"""
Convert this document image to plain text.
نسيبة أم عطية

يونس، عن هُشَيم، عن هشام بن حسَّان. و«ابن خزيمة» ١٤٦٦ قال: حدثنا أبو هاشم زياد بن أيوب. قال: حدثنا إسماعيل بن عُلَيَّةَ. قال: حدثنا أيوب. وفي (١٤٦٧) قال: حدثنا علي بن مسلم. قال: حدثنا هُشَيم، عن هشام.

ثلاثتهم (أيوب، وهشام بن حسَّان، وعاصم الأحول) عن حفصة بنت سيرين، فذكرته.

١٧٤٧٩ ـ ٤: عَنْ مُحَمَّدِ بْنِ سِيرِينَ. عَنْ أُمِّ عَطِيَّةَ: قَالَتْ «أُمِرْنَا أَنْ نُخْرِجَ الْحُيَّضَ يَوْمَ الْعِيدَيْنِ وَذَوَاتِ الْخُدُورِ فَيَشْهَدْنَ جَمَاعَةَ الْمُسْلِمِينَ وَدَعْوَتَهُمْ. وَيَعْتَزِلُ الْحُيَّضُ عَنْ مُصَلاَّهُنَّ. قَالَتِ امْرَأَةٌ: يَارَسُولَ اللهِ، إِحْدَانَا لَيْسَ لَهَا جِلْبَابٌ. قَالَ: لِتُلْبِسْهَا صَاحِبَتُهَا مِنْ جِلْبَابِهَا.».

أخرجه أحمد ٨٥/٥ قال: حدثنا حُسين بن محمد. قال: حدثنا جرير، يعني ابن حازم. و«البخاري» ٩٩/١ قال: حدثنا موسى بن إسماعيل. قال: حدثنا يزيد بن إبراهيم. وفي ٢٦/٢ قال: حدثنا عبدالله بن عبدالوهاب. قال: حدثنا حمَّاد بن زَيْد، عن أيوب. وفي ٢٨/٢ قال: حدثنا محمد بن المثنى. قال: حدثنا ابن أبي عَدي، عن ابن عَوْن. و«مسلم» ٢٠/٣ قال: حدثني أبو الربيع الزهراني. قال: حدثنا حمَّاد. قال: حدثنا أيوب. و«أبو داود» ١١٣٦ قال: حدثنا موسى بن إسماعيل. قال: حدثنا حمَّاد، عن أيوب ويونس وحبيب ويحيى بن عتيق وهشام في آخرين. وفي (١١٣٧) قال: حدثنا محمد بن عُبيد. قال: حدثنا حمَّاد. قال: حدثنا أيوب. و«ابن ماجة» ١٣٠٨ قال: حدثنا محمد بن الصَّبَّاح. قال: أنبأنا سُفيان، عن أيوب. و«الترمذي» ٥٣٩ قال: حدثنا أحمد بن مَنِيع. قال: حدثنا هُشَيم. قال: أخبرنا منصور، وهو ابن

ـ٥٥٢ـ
"""
"""
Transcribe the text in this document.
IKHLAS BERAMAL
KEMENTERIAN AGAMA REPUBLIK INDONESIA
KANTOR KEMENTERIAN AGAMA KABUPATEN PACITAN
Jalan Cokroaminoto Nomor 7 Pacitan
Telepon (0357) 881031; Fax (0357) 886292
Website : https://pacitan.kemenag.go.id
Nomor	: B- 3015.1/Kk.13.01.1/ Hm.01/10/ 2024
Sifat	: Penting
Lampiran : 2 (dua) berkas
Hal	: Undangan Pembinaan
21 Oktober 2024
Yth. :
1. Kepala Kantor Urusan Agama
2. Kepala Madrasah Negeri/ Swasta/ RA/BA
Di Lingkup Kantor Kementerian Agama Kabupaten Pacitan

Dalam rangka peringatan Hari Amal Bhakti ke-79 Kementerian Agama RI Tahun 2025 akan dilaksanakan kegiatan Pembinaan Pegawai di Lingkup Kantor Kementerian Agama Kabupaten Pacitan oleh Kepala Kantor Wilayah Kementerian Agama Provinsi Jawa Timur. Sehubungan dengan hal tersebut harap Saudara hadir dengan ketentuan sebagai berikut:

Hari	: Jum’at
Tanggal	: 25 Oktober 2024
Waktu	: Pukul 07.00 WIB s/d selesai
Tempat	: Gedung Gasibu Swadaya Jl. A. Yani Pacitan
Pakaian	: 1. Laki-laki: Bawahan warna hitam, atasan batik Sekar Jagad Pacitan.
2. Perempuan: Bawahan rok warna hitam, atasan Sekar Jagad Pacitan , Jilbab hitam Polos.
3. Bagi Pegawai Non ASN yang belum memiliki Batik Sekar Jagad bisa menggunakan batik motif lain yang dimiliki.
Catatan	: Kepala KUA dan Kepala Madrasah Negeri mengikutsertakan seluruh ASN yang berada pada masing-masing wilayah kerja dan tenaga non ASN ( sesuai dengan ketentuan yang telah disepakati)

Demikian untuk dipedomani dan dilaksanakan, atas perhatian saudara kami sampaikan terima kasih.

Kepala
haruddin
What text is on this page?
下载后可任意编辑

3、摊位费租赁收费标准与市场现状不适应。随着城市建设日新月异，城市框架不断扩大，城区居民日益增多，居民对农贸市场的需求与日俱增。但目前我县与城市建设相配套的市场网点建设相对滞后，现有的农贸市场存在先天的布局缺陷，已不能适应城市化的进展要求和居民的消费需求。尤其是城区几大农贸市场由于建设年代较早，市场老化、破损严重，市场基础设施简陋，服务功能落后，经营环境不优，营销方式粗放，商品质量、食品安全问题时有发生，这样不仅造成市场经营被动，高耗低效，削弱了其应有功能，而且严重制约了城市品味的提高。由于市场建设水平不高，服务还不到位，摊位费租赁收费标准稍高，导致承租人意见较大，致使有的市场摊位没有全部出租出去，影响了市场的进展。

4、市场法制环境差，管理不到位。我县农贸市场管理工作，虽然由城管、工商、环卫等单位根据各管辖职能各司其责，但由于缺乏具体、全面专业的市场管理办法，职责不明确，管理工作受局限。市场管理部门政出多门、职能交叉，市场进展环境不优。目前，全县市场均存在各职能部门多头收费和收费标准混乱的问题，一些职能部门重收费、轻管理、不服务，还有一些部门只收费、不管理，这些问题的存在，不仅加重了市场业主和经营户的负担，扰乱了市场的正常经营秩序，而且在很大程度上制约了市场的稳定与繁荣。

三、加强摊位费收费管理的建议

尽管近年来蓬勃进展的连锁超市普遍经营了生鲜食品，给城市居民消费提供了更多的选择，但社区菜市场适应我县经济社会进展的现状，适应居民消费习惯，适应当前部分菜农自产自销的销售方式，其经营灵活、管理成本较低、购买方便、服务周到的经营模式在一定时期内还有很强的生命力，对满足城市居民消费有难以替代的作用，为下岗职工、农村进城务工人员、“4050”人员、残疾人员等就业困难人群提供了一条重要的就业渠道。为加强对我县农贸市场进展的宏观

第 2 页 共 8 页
"""
Work required: Extract all lines from the data in which "Sekar" is found.

The output:
Pakaian	: 1. Laki-laki: Bawahan warna hitam, atasan batik Sekar Jagad Pacitan.
2. Perempuan: Bawahan rok warna hitam, atasan Sekar Jagad Pacitan , Jilbab hitam Polos.
3. Bagi Pegawai Non ASN yang belum memiliki Batik Sekar Jagad bisa menggunakan batik motif lain yang dimiliki.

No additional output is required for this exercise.